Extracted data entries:
_ _ _ _ _ _ _

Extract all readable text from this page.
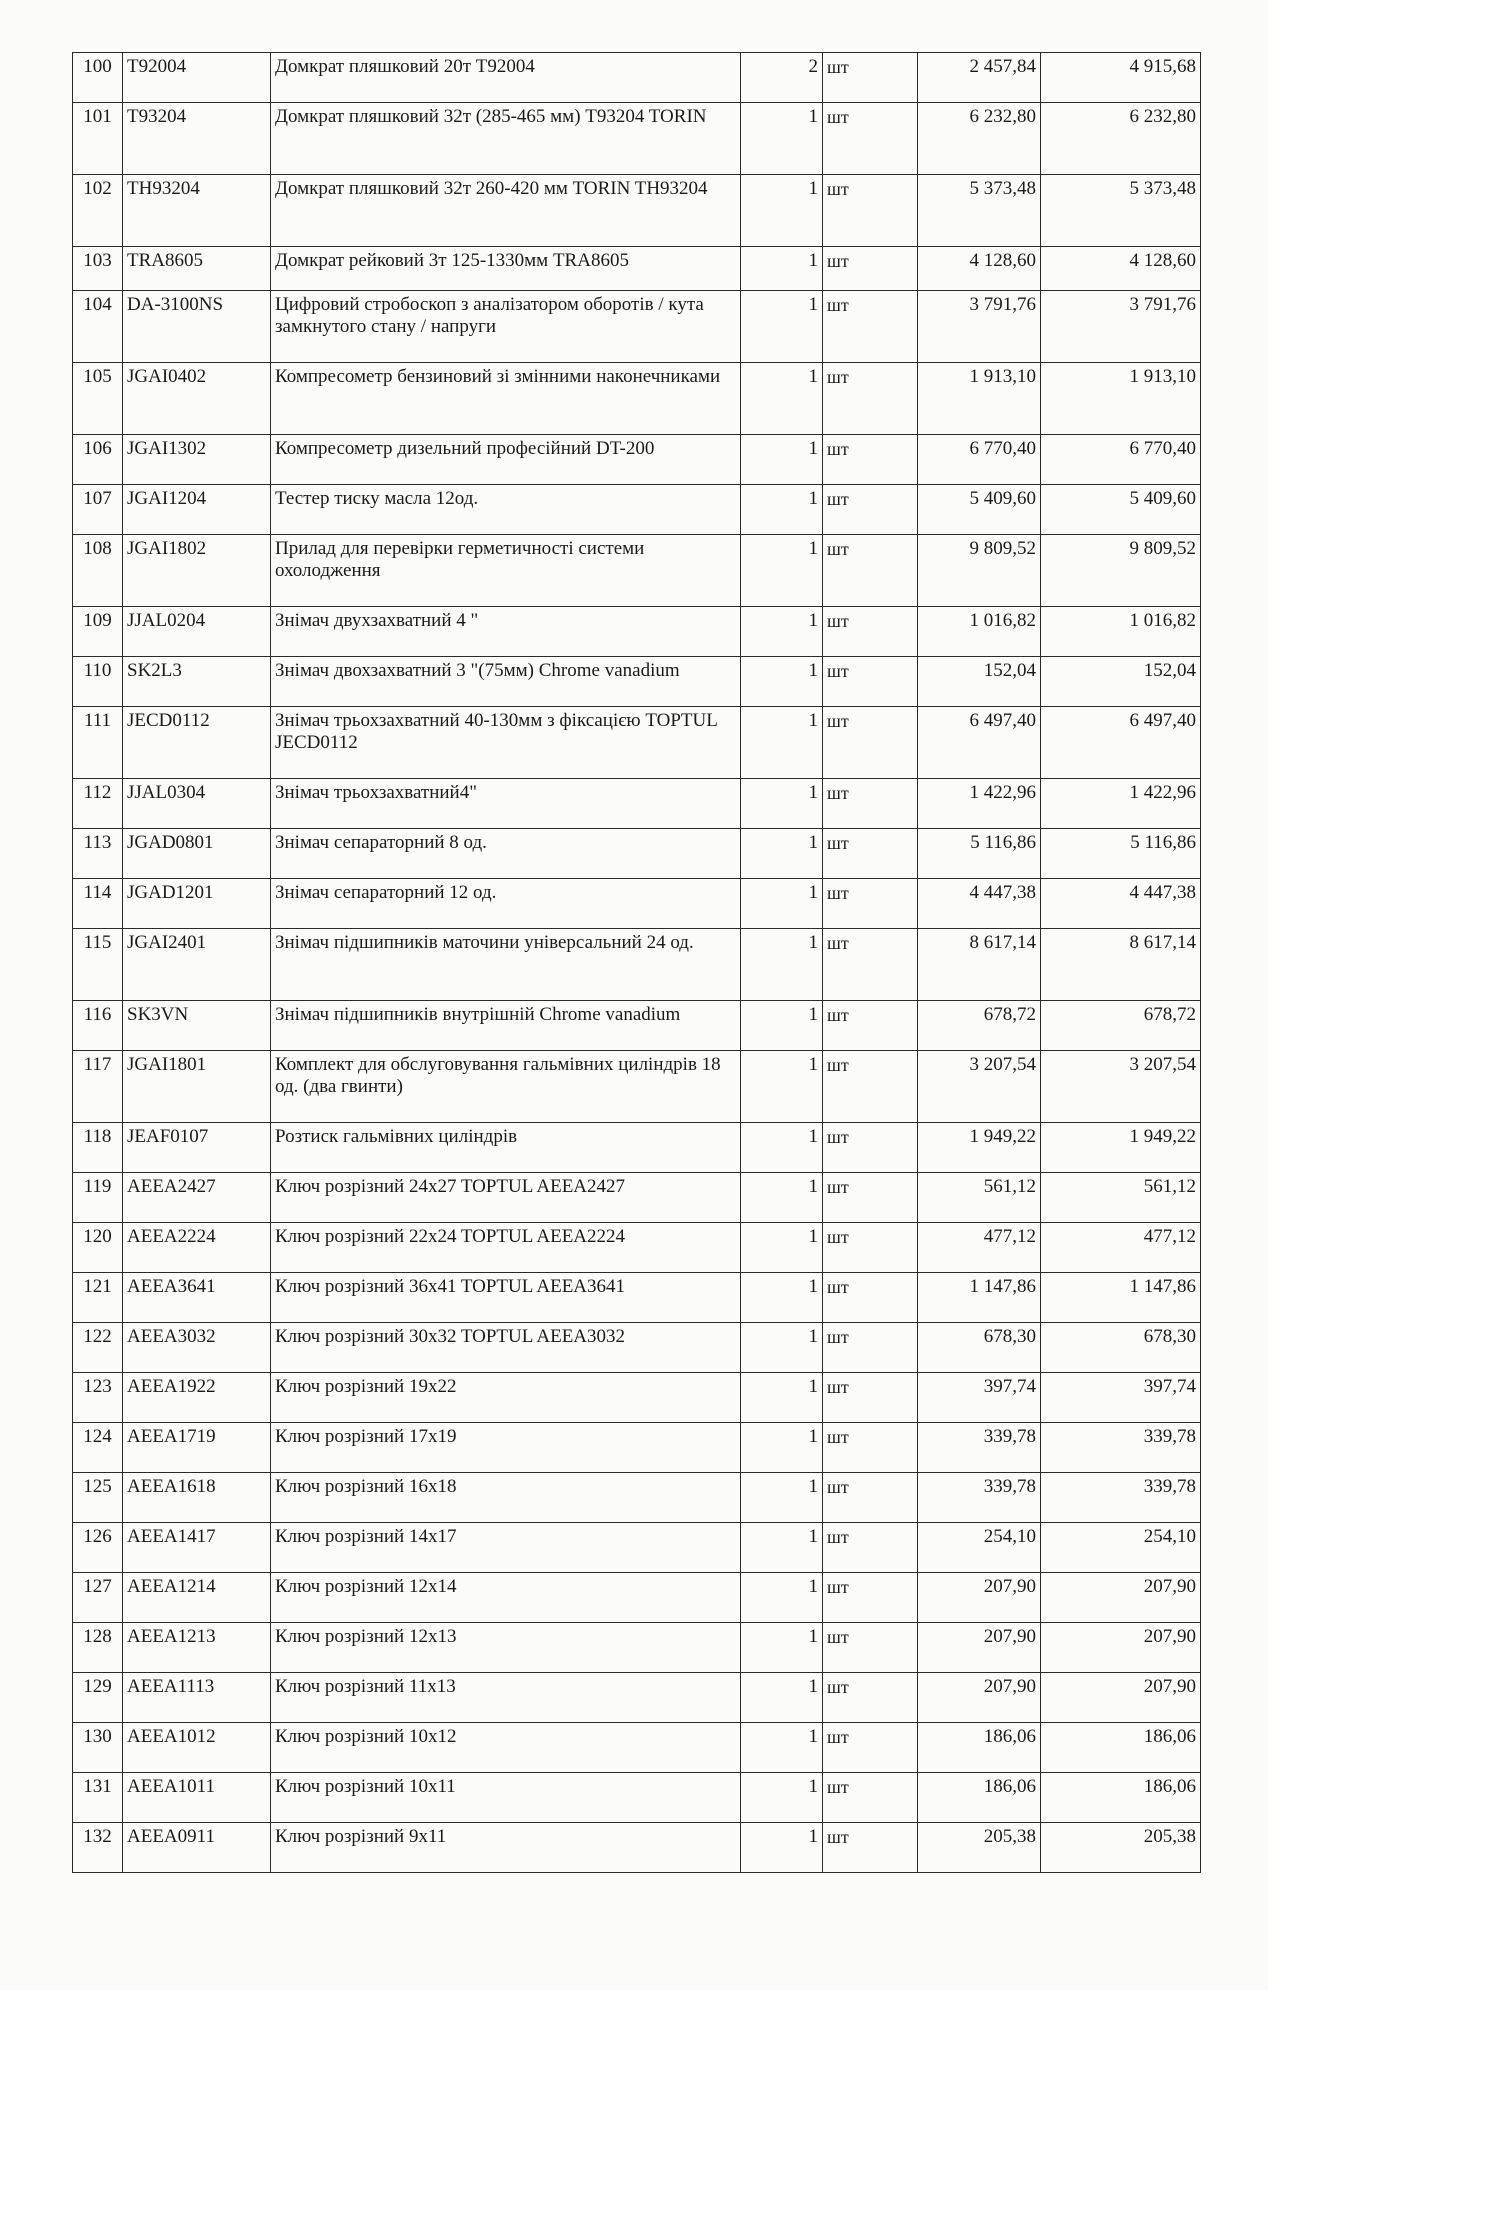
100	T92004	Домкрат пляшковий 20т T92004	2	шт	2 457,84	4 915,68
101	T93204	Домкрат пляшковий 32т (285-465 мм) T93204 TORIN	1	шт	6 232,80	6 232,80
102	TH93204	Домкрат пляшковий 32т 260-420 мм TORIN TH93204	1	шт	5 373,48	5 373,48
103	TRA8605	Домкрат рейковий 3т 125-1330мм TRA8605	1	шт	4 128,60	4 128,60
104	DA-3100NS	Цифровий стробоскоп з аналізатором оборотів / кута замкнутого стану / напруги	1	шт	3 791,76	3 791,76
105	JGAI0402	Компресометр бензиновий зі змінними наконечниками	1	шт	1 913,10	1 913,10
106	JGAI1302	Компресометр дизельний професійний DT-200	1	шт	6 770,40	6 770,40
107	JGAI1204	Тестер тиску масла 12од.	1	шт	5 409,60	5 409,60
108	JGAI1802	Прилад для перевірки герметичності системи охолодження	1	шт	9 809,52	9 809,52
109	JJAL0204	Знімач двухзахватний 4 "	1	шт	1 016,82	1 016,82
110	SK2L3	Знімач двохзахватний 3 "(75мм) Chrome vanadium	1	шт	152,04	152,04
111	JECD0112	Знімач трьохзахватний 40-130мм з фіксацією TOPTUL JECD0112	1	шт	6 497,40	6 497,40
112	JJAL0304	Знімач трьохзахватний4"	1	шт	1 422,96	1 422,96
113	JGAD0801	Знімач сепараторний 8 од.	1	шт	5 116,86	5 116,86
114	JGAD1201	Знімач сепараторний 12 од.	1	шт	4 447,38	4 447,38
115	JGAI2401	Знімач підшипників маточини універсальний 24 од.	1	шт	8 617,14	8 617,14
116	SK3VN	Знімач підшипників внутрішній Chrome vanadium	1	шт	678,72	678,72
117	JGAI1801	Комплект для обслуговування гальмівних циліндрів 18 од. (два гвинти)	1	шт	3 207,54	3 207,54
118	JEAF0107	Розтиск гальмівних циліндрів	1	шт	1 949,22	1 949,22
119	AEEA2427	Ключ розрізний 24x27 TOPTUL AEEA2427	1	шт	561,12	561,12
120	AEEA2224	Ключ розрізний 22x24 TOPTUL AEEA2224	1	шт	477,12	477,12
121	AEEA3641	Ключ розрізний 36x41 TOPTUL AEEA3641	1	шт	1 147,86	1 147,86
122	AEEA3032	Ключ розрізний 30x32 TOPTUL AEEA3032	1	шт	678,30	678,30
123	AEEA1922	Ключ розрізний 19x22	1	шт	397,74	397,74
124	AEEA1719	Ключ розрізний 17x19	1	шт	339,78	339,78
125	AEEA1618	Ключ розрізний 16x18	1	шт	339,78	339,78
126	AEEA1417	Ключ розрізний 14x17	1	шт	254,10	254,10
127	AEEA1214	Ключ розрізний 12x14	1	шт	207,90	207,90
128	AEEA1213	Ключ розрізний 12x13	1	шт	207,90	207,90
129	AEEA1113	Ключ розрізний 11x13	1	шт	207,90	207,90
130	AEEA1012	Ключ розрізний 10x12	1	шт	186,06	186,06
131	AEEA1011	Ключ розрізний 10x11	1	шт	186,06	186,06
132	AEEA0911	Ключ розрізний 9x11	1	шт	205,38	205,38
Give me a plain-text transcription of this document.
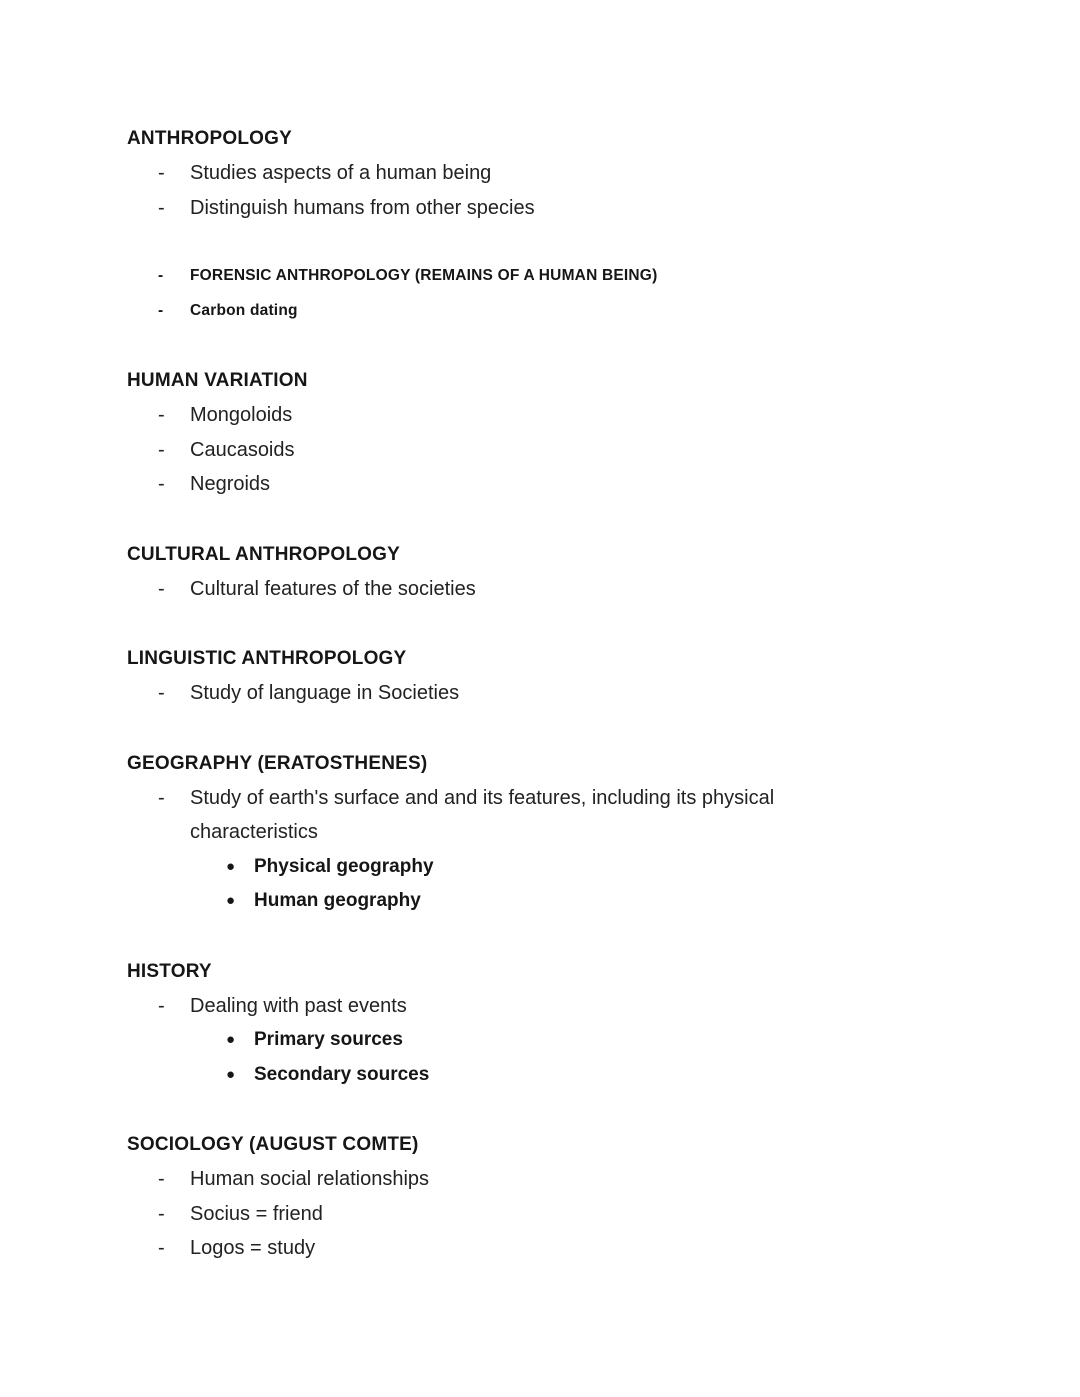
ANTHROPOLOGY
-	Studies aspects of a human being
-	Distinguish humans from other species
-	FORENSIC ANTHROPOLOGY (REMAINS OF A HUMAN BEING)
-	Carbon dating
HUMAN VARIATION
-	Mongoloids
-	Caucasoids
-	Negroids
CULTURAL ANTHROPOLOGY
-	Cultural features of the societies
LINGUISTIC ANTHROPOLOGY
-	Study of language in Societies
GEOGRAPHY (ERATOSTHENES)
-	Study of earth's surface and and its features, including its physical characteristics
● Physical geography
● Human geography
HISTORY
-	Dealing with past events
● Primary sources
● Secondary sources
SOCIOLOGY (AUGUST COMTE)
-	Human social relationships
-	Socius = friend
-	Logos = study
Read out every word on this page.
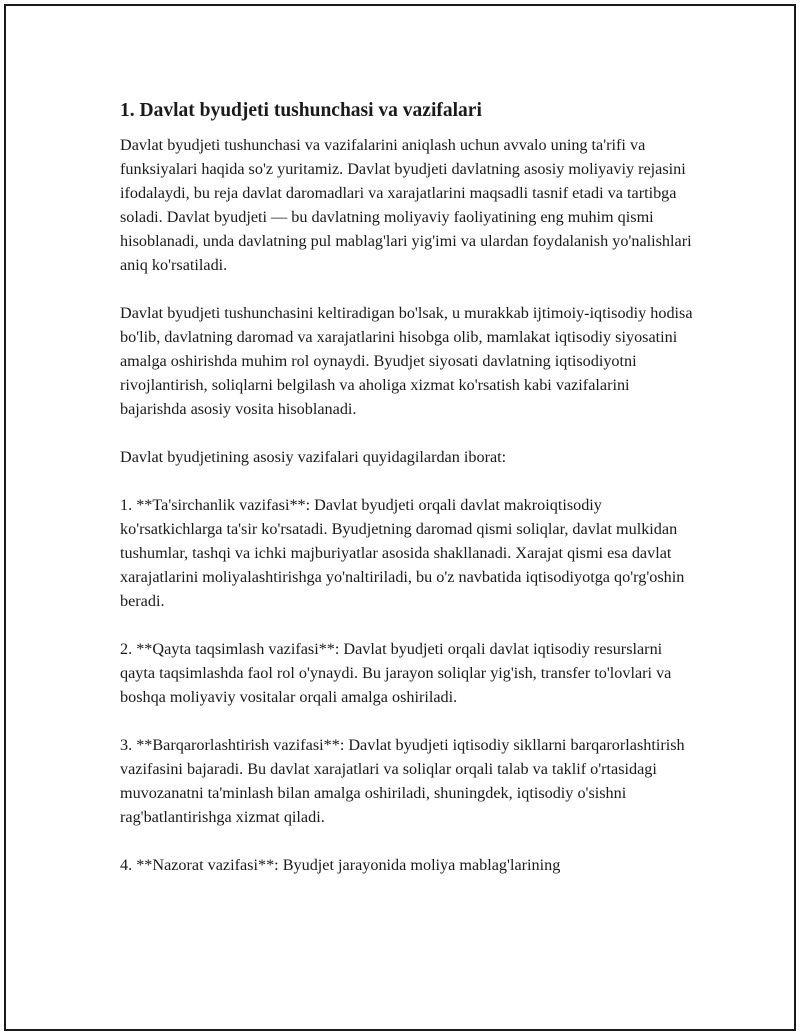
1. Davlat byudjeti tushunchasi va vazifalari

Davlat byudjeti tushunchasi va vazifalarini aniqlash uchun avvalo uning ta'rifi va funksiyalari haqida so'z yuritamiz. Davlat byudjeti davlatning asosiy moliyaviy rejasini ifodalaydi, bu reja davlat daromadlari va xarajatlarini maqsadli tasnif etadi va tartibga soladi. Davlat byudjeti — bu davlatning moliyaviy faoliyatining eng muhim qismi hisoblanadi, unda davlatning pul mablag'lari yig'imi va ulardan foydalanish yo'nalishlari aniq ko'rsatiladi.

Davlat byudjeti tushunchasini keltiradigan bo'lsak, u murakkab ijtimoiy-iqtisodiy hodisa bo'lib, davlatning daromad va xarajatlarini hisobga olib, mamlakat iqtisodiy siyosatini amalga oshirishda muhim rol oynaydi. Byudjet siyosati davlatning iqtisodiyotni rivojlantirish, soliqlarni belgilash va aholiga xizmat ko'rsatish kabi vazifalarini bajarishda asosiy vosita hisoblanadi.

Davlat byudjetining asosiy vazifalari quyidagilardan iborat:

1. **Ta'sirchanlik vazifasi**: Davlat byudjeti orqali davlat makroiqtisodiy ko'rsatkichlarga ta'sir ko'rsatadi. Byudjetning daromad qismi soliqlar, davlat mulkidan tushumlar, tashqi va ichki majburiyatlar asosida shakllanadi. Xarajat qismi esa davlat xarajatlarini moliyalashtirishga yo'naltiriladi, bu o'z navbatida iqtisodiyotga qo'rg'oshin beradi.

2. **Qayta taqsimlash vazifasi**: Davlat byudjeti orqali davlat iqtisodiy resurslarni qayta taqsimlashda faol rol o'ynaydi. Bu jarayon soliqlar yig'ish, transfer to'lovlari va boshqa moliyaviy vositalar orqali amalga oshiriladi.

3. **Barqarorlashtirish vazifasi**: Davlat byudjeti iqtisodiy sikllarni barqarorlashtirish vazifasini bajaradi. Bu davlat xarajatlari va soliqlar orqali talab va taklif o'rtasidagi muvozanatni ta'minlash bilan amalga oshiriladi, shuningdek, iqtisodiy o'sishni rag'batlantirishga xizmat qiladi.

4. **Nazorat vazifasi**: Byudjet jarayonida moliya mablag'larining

_ _ _ _ _ _ _

EXERCISE DESCRIPTION →
Copy the records above exactly, omitting every picture.

THE RESULT →
Extract all readable text from this page.
100	T92004	Домкрат пляшковий 20т T92004	2	шт	2 457,84	4 915,68
101	T93204	Домкрат пляшковий 32т (285-465 мм) T93204 TORIN	1	шт	6 232,80	6 232,80
102	TH93204	Домкрат пляшковий 32т 260-420 мм TORIN TH93204	1	шт	5 373,48	5 373,48
103	TRA8605	Домкрат рейковий 3т 125-1330мм TRA8605	1	шт	4 128,60	4 128,60
104	DA-3100NS	Цифровий стробоскоп з аналізатором оборотів / кута замкнутого стану / напруги	1	шт	3 791,76	3 791,76
105	JGAI0402	Компресометр бензиновий зі змінними наконечниками	1	шт	1 913,10	1 913,10
106	JGAI1302	Компресометр дизельний професійний DT-200	1	шт	6 770,40	6 770,40
107	JGAI1204	Тестер тиску масла 12од.	1	шт	5 409,60	5 409,60
108	JGAI1802	Прилад для перевірки герметичності системи охолодження	1	шт	9 809,52	9 809,52
109	JJAL0204	Знімач двухзахватний 4 "	1	шт	1 016,82	1 016,82
110	SK2L3	Знімач двохзахватний 3 "(75мм) Chrome vanadium	1	шт	152,04	152,04
111	JECD0112	Знімач трьохзахватний 40-130мм з фіксацією TOPTUL JECD0112	1	шт	6 497,40	6 497,40
112	JJAL0304	Знімач трьохзахватний4"	1	шт	1 422,96	1 422,96
113	JGAD0801	Знімач сепараторний 8 од.	1	шт	5 116,86	5 116,86
114	JGAD1201	Знімач сепараторний 12 од.	1	шт	4 447,38	4 447,38
115	JGAI2401	Знімач підшипників маточини універсальний 24 од.	1	шт	8 617,14	8 617,14
116	SK3VN	Знімач підшипників внутрішній Chrome vanadium	1	шт	678,72	678,72
117	JGAI1801	Комплект для обслуговування гальмівних циліндрів 18 од. (два гвинти)	1	шт	3 207,54	3 207,54
118	JEAF0107	Розтиск гальмівних циліндрів	1	шт	1 949,22	1 949,22
119	AEEA2427	Ключ розрізний 24x27 TOPTUL AEEA2427	1	шт	561,12	561,12
120	AEEA2224	Ключ розрізний 22x24 TOPTUL AEEA2224	1	шт	477,12	477,12
121	AEEA3641	Ключ розрізний 36x41 TOPTUL AEEA3641	1	шт	1 147,86	1 147,86
122	AEEA3032	Ключ розрізний 30x32 TOPTUL AEEA3032	1	шт	678,30	678,30
123	AEEA1922	Ключ розрізний 19x22	1	шт	397,74	397,74
124	AEEA1719	Ключ розрізний 17x19	1	шт	339,78	339,78
125	AEEA1618	Ключ розрізний 16x18	1	шт	339,78	339,78
126	AEEA1417	Ключ розрізний 14x17	1	шт	254,10	254,10
127	AEEA1214	Ключ розрізний 12x14	1	шт	207,90	207,90
128	AEEA1213	Ключ розрізний 12x13	1	шт	207,90	207,90
129	AEEA1113	Ключ розрізний 11x13	1	шт	207,90	207,90
130	AEEA1012	Ключ розрізний 10x12	1	шт	186,06	186,06
131	AEEA1011	Ключ розрізний 10x11	1	шт	186,06	186,06
132	AEEA0911	Ключ розрізний 9x11	1	шт	205,38	205,38
Give me a plain-text transcription of this document.
ANTHROPOLOGY
-	Studies aspects of a human being
-	Distinguish humans from other species
-	FORENSIC ANTHROPOLOGY (REMAINS OF A HUMAN BEING)
-	Carbon dating
HUMAN VARIATION
-	Mongoloids
-	Caucasoids
-	Negroids
CULTURAL ANTHROPOLOGY
-	Cultural features of the societies
LINGUISTIC ANTHROPOLOGY
-	Study of language in Societies
GEOGRAPHY (ERATOSTHENES)
-	Study of earth's surface and and its features, including its physical characteristics
● Physical geography
● Human geography
HISTORY
-	Dealing with past events
● Primary sources
● Secondary sources
SOCIOLOGY (AUGUST COMTE)
-	Human social relationships
-	Socius = friend
-	Logos = study
Read out every word on this page.
1. Davlat byudjeti tushunchasi va vazifalari

Davlat byudjeti tushunchasi va vazifalarini aniqlash uchun avvalo uning ta'rifi va funksiyalari haqida so'z yuritamiz. Davlat byudjeti davlatning asosiy moliyaviy rejasini ifodalaydi, bu reja davlat daromadlari va xarajatlarini maqsadli tasnif etadi va tartibga soladi. Davlat byudjeti — bu davlatning moliyaviy faoliyatining eng muhim qismi hisoblanadi, unda davlatning pul mablag'lari yig'imi va ulardan foydalanish yo'nalishlari aniq ko'rsatiladi.

Davlat byudjeti tushunchasini keltiradigan bo'lsak, u murakkab ijtimoiy-iqtisodiy hodisa bo'lib, davlatning daromad va xarajatlarini hisobga olib, mamlakat iqtisodiy siyosatini amalga oshirishda muhim rol oynaydi. Byudjet siyosati davlatning iqtisodiyotni rivojlantirish, soliqlarni belgilash va aholiga xizmat ko'rsatish kabi vazifalarini bajarishda asosiy vosita hisoblanadi.

Davlat byudjetining asosiy vazifalari quyidagilardan iborat:

1. **Ta'sirchanlik vazifasi**: Davlat byudjeti orqali davlat makroiqtisodiy ko'rsatkichlarga ta'sir ko'rsatadi. Byudjetning daromad qismi soliqlar, davlat mulkidan tushumlar, tashqi va ichki majburiyatlar asosida shakllanadi. Xarajat qismi esa davlat xarajatlarini moliyalashtirishga yo'naltiriladi, bu o'z navbatida iqtisodiyotga qo'rg'oshin beradi.

2. **Qayta taqsimlash vazifasi**: Davlat byudjeti orqali davlat iqtisodiy resurslarni qayta taqsimlashda faol rol o'ynaydi. Bu jarayon soliqlar yig'ish, transfer to'lovlari va boshqa moliyaviy vositalar orqali amalga oshiriladi.

3. **Barqarorlashtirish vazifasi**: Davlat byudjeti iqtisodiy sikllarni barqarorlashtirish vazifasini bajaradi. Bu davlat xarajatlari va soliqlar orqali talab va taklif o'rtasidagi muvozanatni ta'minlash bilan amalga oshiriladi, shuningdek, iqtisodiy o'sishni rag'batlantirishga xizmat qiladi.

4. **Nazorat vazifasi**: Byudjet jarayonida moliya mablag'larining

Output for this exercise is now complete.